# START OF Provided material
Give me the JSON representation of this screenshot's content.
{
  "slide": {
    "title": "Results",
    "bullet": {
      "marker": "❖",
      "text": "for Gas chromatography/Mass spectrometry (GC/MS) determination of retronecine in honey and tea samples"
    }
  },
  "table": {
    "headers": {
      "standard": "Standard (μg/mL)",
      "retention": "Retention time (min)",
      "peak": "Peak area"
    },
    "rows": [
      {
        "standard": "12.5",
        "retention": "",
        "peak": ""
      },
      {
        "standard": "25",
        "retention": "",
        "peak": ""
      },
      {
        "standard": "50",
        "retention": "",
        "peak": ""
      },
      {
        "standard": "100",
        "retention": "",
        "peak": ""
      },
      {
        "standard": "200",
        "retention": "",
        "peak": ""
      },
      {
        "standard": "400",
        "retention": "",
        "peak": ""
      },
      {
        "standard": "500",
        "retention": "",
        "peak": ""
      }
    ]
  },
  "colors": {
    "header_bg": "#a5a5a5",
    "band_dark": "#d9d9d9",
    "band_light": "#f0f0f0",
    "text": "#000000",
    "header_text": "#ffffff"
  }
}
# END OF Provided material
*What needs to be done*. Reproduce the listing in full. Keep it exactly as written.

*Answer to the task*.
Give me the JSON representation of this screenshot's content.
{
  "slide": {
    "title": "Results",
    "bullet": {
      "marker": "❖",
      "text": "for Gas chromatography/Mass spectrometry (GC/MS) determination of retronecine in honey and tea samples"
    }
  },
  "table": {
    "headers": {
      "standard": "Standard (μg/mL)",
      "retention": "Retention time (min)",
      "peak": "Peak area"
    },
    "rows": [
      {
        "standard": "12.5",
        "retention": "",
        "peak": ""
      },
      {
        "standard": "25",
        "retention": "",
        "peak": ""
      },
      {
        "standard": "50",
        "retention": "",
        "peak": ""
      },
      {
        "standard": "100",
        "retention": "",
        "peak": ""
      },
      {
        "standard": "200",
        "retention": "",
        "peak": ""
      },
      {
        "standard": "400",
        "retention": "",
        "peak": ""
      },
      {
        "standard": "500",
        "retention": "",
        "peak": ""
      }
    ]
  },
  "colors": {
    "header_bg": "#a5a5a5",
    "band_dark": "#d9d9d9",
    "band_light": "#f0f0f0",
    "text": "#000000",
    "header_text": "#ffffff"
  }
}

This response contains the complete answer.